Task objective:
Give only the number of lines where "inflación" occurs.

Extracted information:
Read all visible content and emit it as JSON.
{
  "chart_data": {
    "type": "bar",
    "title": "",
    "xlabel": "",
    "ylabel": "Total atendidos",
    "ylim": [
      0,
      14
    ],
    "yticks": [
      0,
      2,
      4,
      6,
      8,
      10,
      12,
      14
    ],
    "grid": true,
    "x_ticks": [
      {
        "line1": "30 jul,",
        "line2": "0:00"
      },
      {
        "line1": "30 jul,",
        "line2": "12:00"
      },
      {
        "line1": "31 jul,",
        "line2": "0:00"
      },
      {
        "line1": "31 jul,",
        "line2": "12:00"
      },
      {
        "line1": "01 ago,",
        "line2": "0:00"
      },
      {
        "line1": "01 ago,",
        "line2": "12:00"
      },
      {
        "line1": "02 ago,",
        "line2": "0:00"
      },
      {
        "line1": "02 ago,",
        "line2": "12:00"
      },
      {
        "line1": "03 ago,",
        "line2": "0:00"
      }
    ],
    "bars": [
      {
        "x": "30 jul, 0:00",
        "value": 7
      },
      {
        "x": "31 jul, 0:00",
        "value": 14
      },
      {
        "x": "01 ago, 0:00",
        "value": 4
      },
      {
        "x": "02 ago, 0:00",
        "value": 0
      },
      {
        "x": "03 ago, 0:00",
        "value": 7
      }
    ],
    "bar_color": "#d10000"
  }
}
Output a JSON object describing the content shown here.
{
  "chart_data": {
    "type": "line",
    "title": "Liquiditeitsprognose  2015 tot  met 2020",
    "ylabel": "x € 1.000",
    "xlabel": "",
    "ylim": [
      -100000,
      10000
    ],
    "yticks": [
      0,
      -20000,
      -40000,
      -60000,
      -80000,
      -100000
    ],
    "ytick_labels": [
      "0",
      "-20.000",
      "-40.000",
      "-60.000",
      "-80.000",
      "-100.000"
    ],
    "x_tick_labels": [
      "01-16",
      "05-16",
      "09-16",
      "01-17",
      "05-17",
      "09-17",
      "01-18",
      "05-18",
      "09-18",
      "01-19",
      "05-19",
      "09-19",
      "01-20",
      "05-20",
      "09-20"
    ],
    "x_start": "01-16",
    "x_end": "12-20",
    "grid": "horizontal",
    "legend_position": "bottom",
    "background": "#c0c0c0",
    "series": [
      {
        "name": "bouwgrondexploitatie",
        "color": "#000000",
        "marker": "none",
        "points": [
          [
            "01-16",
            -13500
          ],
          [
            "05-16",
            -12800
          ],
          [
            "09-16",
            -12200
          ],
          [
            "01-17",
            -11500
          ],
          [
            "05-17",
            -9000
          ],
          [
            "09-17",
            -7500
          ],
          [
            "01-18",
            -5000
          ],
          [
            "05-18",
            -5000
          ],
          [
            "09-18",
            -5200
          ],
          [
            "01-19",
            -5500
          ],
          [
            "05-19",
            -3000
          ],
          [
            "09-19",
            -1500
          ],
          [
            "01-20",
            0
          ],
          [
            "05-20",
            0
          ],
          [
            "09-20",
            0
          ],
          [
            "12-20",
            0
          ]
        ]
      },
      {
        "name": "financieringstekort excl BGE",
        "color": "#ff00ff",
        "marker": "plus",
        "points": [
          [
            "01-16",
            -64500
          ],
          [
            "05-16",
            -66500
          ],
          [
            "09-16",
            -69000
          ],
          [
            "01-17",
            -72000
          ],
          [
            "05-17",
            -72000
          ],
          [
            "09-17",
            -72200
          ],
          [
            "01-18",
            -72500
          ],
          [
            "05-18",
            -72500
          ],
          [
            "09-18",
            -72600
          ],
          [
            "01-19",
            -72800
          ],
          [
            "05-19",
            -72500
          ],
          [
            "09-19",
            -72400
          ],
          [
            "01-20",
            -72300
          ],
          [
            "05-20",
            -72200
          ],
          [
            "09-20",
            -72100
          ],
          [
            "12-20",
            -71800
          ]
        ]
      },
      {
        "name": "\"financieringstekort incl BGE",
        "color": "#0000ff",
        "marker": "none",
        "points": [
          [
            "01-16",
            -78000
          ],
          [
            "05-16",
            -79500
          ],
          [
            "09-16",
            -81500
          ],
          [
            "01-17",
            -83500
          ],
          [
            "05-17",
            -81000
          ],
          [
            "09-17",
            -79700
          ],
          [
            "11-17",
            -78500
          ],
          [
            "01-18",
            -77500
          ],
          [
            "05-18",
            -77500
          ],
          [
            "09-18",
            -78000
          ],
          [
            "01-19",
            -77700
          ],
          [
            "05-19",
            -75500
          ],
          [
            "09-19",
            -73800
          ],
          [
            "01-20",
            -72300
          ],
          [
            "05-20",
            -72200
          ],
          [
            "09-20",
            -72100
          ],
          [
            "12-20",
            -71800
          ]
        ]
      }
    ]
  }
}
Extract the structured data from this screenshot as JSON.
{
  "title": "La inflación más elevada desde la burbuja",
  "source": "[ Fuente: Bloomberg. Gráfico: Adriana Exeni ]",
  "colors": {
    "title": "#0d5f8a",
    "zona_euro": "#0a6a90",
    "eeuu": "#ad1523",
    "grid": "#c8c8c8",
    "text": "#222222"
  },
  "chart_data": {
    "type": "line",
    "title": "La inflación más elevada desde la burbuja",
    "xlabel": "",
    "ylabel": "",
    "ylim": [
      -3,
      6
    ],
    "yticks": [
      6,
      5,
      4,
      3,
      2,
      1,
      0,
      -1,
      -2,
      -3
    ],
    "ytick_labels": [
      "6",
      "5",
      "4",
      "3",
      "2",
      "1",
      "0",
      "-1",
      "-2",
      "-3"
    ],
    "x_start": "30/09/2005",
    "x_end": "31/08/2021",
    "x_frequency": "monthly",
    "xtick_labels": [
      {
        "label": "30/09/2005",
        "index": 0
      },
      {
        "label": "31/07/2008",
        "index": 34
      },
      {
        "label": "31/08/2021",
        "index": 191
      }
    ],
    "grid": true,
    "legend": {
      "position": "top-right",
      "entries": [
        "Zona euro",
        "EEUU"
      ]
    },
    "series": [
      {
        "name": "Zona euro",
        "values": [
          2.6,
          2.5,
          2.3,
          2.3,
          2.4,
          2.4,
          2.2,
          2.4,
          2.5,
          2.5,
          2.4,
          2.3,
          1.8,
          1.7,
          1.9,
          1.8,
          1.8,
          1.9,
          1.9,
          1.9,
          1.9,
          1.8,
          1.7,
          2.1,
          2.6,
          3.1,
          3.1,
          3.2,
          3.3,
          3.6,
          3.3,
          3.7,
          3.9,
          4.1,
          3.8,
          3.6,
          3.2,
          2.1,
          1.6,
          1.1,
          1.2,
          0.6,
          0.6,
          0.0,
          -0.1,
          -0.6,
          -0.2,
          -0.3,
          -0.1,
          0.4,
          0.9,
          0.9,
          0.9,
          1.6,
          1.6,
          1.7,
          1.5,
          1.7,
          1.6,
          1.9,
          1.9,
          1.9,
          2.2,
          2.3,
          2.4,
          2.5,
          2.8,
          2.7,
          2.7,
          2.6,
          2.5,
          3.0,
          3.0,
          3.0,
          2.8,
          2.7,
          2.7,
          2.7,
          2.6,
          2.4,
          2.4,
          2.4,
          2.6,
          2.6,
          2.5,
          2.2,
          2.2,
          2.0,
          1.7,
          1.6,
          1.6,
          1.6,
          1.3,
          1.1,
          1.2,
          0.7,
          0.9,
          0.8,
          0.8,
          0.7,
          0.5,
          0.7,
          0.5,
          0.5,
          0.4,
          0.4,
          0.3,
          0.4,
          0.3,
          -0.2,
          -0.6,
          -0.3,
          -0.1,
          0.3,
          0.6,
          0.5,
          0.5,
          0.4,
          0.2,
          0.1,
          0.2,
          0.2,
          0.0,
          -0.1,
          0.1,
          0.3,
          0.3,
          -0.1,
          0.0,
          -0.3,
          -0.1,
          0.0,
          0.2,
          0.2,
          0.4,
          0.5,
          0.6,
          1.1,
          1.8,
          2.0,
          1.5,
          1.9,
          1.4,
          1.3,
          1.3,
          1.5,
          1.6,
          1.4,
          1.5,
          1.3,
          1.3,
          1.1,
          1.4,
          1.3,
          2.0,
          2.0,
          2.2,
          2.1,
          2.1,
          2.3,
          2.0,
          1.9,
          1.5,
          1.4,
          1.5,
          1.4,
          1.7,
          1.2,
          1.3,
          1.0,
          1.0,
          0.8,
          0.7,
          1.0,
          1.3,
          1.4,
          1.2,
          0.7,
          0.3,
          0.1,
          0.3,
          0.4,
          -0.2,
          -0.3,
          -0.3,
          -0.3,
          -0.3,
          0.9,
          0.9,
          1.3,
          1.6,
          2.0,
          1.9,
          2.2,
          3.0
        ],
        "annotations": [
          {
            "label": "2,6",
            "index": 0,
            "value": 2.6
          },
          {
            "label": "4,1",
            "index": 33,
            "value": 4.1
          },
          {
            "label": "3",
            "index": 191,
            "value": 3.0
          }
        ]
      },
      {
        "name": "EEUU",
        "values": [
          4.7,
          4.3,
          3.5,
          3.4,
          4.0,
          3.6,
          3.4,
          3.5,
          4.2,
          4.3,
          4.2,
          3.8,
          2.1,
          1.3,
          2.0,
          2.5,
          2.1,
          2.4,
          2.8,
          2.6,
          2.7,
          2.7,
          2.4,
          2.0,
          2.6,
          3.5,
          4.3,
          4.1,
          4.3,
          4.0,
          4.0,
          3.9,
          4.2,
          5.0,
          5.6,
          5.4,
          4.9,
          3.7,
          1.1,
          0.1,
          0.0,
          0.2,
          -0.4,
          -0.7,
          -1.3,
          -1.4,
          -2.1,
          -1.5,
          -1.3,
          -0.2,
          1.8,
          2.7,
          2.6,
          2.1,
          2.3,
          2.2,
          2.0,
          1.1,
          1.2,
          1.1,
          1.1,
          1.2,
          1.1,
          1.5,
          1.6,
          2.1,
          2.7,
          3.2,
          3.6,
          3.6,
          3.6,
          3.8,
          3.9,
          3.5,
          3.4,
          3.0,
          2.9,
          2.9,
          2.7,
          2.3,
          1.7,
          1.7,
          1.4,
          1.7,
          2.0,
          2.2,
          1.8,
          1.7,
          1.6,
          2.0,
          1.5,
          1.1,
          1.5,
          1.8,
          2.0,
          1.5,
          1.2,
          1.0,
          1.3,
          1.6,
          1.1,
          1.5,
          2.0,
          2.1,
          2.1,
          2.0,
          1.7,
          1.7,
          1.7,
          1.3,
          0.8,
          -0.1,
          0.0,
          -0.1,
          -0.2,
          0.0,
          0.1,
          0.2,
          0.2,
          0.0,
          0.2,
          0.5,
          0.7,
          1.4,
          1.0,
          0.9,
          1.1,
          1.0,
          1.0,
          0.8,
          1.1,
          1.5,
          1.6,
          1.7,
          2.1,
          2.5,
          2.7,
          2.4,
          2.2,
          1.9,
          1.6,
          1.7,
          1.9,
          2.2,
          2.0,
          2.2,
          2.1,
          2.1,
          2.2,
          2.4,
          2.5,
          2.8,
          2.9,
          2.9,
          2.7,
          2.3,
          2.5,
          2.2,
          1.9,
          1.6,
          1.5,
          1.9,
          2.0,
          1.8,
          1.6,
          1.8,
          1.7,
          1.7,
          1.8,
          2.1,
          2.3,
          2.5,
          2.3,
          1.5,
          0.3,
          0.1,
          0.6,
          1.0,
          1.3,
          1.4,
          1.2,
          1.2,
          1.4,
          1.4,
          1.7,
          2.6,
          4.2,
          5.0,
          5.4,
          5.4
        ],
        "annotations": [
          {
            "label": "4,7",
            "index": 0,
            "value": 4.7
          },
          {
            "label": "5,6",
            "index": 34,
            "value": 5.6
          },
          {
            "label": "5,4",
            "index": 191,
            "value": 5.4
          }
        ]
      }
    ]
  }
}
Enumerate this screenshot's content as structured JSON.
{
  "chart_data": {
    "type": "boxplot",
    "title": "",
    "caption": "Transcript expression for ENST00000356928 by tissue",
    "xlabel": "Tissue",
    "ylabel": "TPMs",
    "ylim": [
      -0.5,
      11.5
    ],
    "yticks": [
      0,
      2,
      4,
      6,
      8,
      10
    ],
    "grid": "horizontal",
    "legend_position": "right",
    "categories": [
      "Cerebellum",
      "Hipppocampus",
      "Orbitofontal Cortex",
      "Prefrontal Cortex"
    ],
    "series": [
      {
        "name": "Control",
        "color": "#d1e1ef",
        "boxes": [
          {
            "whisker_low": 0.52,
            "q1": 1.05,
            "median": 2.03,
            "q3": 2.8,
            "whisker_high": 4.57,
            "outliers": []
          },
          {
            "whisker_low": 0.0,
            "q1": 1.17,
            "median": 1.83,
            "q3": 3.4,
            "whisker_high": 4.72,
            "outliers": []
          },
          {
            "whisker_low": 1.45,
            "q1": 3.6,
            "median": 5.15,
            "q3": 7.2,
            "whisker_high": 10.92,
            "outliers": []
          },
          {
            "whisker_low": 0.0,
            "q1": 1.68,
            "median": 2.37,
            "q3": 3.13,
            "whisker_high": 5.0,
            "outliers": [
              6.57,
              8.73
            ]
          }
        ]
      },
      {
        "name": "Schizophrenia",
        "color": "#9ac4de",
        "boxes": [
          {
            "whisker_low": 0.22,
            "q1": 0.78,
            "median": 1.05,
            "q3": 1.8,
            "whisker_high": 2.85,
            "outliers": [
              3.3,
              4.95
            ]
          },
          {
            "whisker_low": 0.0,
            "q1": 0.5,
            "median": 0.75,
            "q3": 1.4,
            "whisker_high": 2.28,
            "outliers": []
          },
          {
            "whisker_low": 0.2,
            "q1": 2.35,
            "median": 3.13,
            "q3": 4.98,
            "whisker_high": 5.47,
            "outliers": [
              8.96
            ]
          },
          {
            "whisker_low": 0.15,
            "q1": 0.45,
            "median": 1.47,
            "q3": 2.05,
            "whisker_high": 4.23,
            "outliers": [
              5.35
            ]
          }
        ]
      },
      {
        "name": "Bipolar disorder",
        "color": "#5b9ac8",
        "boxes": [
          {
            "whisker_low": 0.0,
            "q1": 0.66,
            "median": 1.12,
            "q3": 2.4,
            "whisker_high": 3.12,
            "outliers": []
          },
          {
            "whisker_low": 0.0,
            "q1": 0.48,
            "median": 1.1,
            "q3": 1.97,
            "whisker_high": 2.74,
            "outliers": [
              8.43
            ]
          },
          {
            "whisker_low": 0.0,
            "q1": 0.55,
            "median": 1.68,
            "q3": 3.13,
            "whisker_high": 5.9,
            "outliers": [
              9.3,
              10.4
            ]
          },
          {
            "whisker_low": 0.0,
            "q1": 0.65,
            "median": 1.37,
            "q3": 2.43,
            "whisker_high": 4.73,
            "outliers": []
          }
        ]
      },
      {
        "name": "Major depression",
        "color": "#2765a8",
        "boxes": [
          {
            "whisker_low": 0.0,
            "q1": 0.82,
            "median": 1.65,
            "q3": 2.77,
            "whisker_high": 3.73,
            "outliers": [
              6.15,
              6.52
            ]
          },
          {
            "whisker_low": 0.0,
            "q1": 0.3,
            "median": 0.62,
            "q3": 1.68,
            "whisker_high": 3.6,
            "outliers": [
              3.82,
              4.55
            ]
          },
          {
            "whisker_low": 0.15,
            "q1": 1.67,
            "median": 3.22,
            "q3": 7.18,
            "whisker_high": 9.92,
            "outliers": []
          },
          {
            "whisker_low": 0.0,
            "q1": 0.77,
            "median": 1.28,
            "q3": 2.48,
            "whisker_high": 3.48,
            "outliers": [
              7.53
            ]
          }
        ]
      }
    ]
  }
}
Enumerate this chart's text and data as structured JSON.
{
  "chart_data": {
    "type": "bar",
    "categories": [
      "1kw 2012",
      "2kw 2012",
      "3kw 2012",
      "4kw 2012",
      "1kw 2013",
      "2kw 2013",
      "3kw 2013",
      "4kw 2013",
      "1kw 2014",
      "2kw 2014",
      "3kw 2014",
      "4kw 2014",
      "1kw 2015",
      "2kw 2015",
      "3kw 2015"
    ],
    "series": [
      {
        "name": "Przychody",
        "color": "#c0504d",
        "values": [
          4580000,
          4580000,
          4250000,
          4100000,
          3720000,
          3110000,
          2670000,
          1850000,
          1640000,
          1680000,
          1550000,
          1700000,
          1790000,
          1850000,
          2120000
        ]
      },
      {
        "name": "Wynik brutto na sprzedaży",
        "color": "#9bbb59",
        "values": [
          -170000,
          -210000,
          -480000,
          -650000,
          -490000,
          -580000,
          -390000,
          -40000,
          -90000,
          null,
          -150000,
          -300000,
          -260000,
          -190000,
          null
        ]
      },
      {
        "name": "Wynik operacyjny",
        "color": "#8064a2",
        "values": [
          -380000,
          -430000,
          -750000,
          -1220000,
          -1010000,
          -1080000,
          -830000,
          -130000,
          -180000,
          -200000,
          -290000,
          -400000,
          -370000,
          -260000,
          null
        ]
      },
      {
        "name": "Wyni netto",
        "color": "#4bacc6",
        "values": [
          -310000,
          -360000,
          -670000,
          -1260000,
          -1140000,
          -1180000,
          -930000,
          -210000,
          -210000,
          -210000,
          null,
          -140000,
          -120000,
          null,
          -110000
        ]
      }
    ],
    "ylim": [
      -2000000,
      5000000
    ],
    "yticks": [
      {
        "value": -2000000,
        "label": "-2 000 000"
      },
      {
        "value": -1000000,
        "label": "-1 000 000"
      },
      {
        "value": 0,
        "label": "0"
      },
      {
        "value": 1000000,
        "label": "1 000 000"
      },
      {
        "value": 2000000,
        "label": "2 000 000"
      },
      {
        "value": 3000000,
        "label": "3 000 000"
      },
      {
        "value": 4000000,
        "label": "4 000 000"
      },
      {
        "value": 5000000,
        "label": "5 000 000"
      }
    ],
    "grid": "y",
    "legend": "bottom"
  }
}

Exercise response:
2